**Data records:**
Begin
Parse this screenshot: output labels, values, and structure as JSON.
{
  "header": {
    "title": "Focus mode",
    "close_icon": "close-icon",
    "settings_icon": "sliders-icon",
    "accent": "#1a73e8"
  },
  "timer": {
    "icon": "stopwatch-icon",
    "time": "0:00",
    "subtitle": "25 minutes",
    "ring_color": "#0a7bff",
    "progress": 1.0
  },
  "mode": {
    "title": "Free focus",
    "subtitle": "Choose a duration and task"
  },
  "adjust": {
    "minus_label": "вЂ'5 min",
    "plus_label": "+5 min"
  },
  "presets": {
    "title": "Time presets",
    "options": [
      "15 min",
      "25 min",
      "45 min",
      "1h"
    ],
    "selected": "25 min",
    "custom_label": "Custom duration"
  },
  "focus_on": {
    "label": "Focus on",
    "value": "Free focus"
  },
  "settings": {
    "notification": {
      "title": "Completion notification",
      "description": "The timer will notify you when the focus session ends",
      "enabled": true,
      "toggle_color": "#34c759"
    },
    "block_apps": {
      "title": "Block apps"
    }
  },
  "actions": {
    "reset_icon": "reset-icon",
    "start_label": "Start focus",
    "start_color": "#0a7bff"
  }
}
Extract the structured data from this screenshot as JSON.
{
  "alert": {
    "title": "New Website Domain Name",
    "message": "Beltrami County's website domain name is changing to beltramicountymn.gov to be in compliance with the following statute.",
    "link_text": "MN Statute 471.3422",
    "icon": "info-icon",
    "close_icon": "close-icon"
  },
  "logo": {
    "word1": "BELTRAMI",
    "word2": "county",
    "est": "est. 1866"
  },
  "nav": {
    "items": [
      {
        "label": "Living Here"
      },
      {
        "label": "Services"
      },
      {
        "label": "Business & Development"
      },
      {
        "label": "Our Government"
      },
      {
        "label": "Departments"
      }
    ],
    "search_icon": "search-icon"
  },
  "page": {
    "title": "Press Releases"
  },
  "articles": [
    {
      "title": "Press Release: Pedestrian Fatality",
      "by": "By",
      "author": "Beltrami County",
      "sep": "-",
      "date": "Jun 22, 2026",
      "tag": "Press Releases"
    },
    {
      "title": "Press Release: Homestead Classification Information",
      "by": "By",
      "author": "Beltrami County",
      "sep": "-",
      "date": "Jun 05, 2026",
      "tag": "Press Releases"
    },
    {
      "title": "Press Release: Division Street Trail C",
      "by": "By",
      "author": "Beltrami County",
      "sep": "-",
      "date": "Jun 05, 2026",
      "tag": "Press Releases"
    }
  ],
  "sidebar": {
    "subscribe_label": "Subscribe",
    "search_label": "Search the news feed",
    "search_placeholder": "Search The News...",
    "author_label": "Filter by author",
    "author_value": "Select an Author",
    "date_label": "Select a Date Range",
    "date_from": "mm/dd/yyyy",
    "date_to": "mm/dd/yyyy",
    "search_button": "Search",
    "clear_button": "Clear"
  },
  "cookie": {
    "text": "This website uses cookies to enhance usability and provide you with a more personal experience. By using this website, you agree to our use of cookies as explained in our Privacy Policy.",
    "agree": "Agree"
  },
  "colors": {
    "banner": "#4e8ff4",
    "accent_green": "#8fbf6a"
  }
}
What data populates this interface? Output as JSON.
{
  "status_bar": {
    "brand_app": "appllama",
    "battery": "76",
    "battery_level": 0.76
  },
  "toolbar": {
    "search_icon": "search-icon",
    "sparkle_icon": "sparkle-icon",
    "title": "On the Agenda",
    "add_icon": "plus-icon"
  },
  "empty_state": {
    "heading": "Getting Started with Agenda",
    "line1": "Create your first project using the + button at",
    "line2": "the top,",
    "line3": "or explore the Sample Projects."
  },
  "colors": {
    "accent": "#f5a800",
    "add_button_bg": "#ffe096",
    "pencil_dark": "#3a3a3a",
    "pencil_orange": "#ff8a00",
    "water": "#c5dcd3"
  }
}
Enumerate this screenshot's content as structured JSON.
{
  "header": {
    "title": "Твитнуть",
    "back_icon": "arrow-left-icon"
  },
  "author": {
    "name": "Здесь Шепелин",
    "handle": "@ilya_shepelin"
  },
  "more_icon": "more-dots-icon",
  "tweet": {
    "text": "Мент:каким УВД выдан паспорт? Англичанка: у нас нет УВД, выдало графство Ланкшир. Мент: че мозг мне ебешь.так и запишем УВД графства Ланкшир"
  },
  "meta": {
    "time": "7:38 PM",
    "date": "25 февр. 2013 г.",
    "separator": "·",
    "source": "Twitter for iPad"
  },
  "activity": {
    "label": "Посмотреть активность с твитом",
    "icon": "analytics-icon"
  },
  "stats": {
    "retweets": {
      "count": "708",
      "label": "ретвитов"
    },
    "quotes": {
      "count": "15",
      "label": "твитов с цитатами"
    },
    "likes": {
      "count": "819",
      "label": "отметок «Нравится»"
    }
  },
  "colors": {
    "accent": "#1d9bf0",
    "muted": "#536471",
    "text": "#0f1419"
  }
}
End
**Short problem:** Take the line with "Enumerate this screenshot's" and all lines after it to the last line, and reproduce them exactly.

**The result:**
Enumerate this screenshot's content as structured JSON.
{
  "header": {
    "title": "Твитнуть",
    "back_icon": "arrow-left-icon"
  },
  "author": {
    "name": "Здесь Шепелин",
    "handle": "@ilya_shepelin"
  },
  "more_icon": "more-dots-icon",
  "tweet": {
    "text": "Мент:каким УВД выдан паспорт? Англичанка: у нас нет УВД, выдало графство Ланкшир. Мент: че мозг мне ебешь.так и запишем УВД графства Ланкшир"
  },
  "meta": {
    "time": "7:38 PM",
    "date": "25 февр. 2013 г.",
    "separator": "·",
    "source": "Twitter for iPad"
  },
  "activity": {
    "label": "Посмотреть активность с твитом",
    "icon": "analytics-icon"
  },
  "stats": {
    "retweets": {
      "count": "708",
      "label": "ретвитов"
    },
    "quotes": {
      "count": "15",
      "label": "твитов с цитатами"
    },
    "likes": {
      "count": "819",
      "label": "отметок «Нравится»"
    }
  },
  "colors": {
    "accent": "#1d9bf0",
    "muted": "#536471",
    "text": "#0f1419"
  }
}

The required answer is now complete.